WORK TO BE COMPLETED - Reproduce the listing word for word, leaving every picture behind.

DATA FOR THIS TASK -

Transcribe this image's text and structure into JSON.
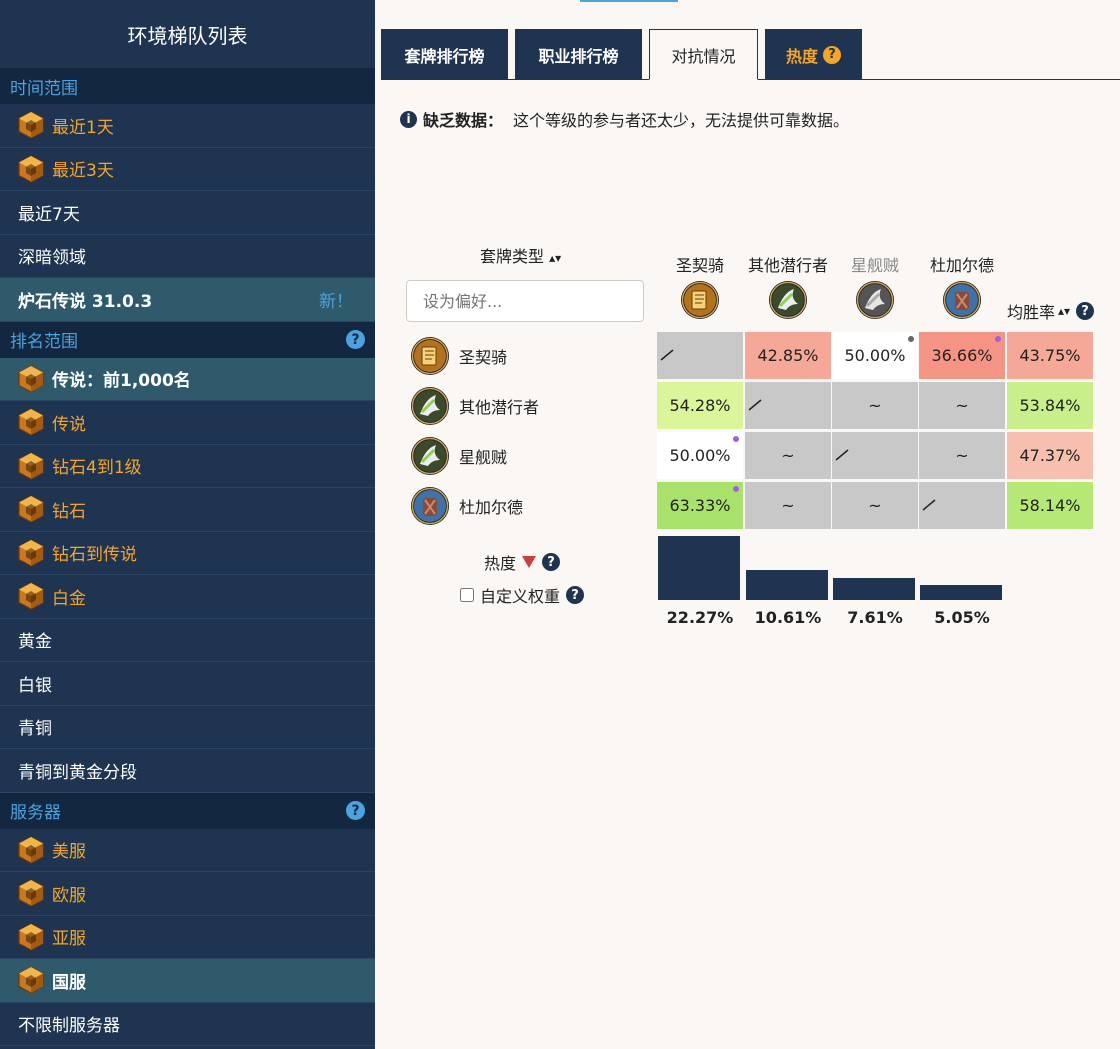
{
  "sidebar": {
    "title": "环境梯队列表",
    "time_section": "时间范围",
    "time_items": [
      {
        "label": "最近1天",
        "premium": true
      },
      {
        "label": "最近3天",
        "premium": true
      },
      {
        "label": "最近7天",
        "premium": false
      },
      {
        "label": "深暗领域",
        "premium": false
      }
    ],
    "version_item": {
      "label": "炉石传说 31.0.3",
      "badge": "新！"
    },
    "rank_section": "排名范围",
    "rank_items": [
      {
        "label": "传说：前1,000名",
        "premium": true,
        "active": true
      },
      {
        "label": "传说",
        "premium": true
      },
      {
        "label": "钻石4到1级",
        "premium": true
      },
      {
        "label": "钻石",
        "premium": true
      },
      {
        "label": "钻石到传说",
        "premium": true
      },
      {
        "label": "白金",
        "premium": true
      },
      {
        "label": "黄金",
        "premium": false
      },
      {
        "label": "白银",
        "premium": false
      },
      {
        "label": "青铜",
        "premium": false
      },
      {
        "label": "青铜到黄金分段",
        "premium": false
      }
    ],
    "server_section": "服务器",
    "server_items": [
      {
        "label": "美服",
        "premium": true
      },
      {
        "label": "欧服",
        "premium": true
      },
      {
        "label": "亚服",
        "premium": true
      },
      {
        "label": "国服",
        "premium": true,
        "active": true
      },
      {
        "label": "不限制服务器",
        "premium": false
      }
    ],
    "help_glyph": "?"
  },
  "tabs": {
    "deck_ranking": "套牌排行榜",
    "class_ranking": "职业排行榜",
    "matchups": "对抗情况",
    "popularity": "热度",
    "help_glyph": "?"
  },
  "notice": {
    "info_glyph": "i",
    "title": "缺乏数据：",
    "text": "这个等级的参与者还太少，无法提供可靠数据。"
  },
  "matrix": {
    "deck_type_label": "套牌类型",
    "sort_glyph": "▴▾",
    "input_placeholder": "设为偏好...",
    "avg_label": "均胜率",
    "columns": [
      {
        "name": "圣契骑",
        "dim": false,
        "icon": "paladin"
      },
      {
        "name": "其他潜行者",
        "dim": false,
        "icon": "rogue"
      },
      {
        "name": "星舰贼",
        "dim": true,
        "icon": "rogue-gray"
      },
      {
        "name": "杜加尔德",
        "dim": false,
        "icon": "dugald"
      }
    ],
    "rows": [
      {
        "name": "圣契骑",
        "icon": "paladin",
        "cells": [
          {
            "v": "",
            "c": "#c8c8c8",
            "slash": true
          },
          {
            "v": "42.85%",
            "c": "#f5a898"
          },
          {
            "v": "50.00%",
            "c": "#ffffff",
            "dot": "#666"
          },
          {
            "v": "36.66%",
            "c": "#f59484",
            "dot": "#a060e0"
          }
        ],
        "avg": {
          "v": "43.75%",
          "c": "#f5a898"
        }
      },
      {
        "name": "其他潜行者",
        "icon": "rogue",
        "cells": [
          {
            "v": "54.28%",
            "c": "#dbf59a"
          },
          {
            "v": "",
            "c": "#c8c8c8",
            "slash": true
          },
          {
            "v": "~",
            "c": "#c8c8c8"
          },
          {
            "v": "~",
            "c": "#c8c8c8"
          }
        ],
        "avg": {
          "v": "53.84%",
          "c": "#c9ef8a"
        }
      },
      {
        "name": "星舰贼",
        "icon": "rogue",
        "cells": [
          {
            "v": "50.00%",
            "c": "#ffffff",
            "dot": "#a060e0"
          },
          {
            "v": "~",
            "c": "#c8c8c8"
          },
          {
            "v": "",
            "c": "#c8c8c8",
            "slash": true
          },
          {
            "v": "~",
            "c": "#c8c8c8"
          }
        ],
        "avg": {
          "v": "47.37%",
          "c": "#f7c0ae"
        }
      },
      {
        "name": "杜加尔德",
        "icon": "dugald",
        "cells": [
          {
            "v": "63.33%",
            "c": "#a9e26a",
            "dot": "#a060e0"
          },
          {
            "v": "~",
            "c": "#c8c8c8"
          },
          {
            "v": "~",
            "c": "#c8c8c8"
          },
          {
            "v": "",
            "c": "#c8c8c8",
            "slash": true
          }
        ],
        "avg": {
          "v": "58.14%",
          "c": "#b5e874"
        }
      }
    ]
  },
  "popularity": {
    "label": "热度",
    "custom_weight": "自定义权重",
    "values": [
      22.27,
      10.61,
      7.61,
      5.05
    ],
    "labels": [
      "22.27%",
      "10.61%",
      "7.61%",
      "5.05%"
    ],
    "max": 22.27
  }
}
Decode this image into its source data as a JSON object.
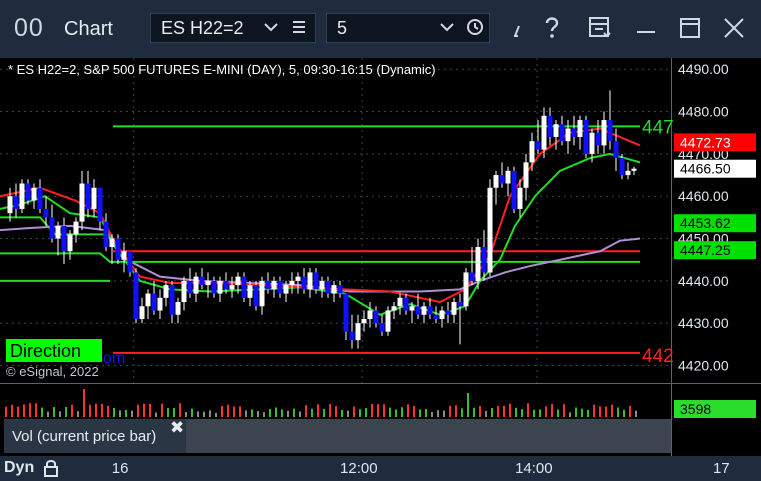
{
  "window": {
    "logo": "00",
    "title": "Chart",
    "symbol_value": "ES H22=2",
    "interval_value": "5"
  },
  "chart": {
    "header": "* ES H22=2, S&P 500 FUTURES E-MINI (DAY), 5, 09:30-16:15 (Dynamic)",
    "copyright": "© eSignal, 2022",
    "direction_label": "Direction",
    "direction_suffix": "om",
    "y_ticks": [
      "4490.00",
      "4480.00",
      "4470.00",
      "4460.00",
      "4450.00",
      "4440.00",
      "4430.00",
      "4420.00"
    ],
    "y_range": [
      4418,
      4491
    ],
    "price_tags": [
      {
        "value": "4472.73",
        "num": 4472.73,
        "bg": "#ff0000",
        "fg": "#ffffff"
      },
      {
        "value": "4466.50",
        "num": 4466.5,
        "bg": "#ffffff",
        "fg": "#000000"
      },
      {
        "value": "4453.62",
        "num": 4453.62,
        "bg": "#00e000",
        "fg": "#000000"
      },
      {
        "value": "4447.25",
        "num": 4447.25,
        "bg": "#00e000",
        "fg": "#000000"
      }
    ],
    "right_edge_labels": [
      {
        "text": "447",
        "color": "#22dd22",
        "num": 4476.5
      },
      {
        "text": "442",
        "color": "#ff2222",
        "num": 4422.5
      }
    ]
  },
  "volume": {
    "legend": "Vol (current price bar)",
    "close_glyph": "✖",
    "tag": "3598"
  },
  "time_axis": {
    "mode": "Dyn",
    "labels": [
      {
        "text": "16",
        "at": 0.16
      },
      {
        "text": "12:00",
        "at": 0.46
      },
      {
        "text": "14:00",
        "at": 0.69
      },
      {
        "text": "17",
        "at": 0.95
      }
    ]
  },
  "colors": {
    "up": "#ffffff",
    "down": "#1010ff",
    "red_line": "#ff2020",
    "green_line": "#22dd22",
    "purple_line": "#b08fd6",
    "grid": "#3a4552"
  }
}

EXERCISE ANSWER -
Transcribe this image's text and structure into JSON.
{
  "sidebar": {
    "title": "环境梯队列表",
    "time_section": "时间范围",
    "time_items": [
      {
        "label": "最近1天",
        "premium": true
      },
      {
        "label": "最近3天",
        "premium": true
      },
      {
        "label": "最近7天",
        "premium": false
      },
      {
        "label": "深暗领域",
        "premium": false
      }
    ],
    "version_item": {
      "label": "炉石传说 31.0.3",
      "badge": "新！"
    },
    "rank_section": "排名范围",
    "rank_items": [
      {
        "label": "传说：前1,000名",
        "premium": true,
        "active": true
      },
      {
        "label": "传说",
        "premium": true
      },
      {
        "label": "钻石4到1级",
        "premium": true
      },
      {
        "label": "钻石",
        "premium": true
      },
      {
        "label": "钻石到传说",
        "premium": true
      },
      {
        "label": "白金",
        "premium": true
      },
      {
        "label": "黄金",
        "premium": false
      },
      {
        "label": "白银",
        "premium": false
      },
      {
        "label": "青铜",
        "premium": false
      },
      {
        "label": "青铜到黄金分段",
        "premium": false
      }
    ],
    "server_section": "服务器",
    "server_items": [
      {
        "label": "美服",
        "premium": true
      },
      {
        "label": "欧服",
        "premium": true
      },
      {
        "label": "亚服",
        "premium": true
      },
      {
        "label": "国服",
        "premium": true,
        "active": true
      },
      {
        "label": "不限制服务器",
        "premium": false
      }
    ],
    "help_glyph": "?"
  },
  "tabs": {
    "deck_ranking": "套牌排行榜",
    "class_ranking": "职业排行榜",
    "matchups": "对抗情况",
    "popularity": "热度",
    "help_glyph": "?"
  },
  "notice": {
    "info_glyph": "i",
    "title": "缺乏数据：",
    "text": "这个等级的参与者还太少，无法提供可靠数据。"
  },
  "matrix": {
    "deck_type_label": "套牌类型",
    "sort_glyph": "▴▾",
    "input_placeholder": "设为偏好...",
    "avg_label": "均胜率",
    "columns": [
      {
        "name": "圣契骑",
        "dim": false,
        "icon": "paladin"
      },
      {
        "name": "其他潜行者",
        "dim": false,
        "icon": "rogue"
      },
      {
        "name": "星舰贼",
        "dim": true,
        "icon": "rogue-gray"
      },
      {
        "name": "杜加尔德",
        "dim": false,
        "icon": "dugald"
      }
    ],
    "rows": [
      {
        "name": "圣契骑",
        "icon": "paladin",
        "cells": [
          {
            "v": "",
            "c": "#c8c8c8",
            "slash": true
          },
          {
            "v": "42.85%",
            "c": "#f5a898"
          },
          {
            "v": "50.00%",
            "c": "#ffffff",
            "dot": "#666"
          },
          {
            "v": "36.66%",
            "c": "#f59484",
            "dot": "#a060e0"
          }
        ],
        "avg": {
          "v": "43.75%",
          "c": "#f5a898"
        }
      },
      {
        "name": "其他潜行者",
        "icon": "rogue",
        "cells": [
          {
            "v": "54.28%",
            "c": "#dbf59a"
          },
          {
            "v": "",
            "c": "#c8c8c8",
            "slash": true
          },
          {
            "v": "~",
            "c": "#c8c8c8"
          },
          {
            "v": "~",
            "c": "#c8c8c8"
          }
        ],
        "avg": {
          "v": "53.84%",
          "c": "#c9ef8a"
        }
      },
      {
        "name": "星舰贼",
        "icon": "rogue",
        "cells": [
          {
            "v": "50.00%",
            "c": "#ffffff",
            "dot": "#a060e0"
          },
          {
            "v": "~",
            "c": "#c8c8c8"
          },
          {
            "v": "",
            "c": "#c8c8c8",
            "slash": true
          },
          {
            "v": "~",
            "c": "#c8c8c8"
          }
        ],
        "avg": {
          "v": "47.37%",
          "c": "#f7c0ae"
        }
      },
      {
        "name": "杜加尔德",
        "icon": "dugald",
        "cells": [
          {
            "v": "63.33%",
            "c": "#a9e26a",
            "dot": "#a060e0"
          },
          {
            "v": "~",
            "c": "#c8c8c8"
          },
          {
            "v": "~",
            "c": "#c8c8c8"
          },
          {
            "v": "",
            "c": "#c8c8c8",
            "slash": true
          }
        ],
        "avg": {
          "v": "58.14%",
          "c": "#b5e874"
        }
      }
    ]
  },
  "popularity": {
    "label": "热度",
    "custom_weight": "自定义权重",
    "values": [
      22.27,
      10.61,
      7.61,
      5.05
    ],
    "labels": [
      "22.27%",
      "10.61%",
      "7.61%",
      "5.05%"
    ],
    "max": 22.27
  }
}
Decode this image into its source data as a JSON object.
{
  "window": {
    "logo": "00",
    "title": "Chart",
    "symbol_value": "ES H22=2",
    "interval_value": "5"
  },
  "chart": {
    "header": "* ES H22=2, S&P 500 FUTURES E-MINI (DAY), 5, 09:30-16:15 (Dynamic)",
    "copyright": "© eSignal, 2022",
    "direction_label": "Direction",
    "direction_suffix": "om",
    "y_ticks": [
      "4490.00",
      "4480.00",
      "4470.00",
      "4460.00",
      "4450.00",
      "4440.00",
      "4430.00",
      "4420.00"
    ],
    "y_range": [
      4418,
      4491
    ],
    "price_tags": [
      {
        "value": "4472.73",
        "num": 4472.73,
        "bg": "#ff0000",
        "fg": "#ffffff"
      },
      {
        "value": "4466.50",
        "num": 4466.5,
        "bg": "#ffffff",
        "fg": "#000000"
      },
      {
        "value": "4453.62",
        "num": 4453.62,
        "bg": "#00e000",
        "fg": "#000000"
      },
      {
        "value": "4447.25",
        "num": 4447.25,
        "bg": "#00e000",
        "fg": "#000000"
      }
    ],
    "right_edge_labels": [
      {
        "text": "447",
        "color": "#22dd22",
        "num": 4476.5
      },
      {
        "text": "442",
        "color": "#ff2222",
        "num": 4422.5
      }
    ]
  },
  "volume": {
    "legend": "Vol (current price bar)",
    "close_glyph": "✖",
    "tag": "3598"
  },
  "time_axis": {
    "mode": "Dyn",
    "labels": [
      {
        "text": "16",
        "at": 0.16
      },
      {
        "text": "12:00",
        "at": 0.46
      },
      {
        "text": "14:00",
        "at": 0.69
      },
      {
        "text": "17",
        "at": 0.95
      }
    ]
  },
  "colors": {
    "up": "#ffffff",
    "down": "#1010ff",
    "red_line": "#ff2020",
    "green_line": "#22dd22",
    "purple_line": "#b08fd6",
    "grid": "#3a4552"
  }
}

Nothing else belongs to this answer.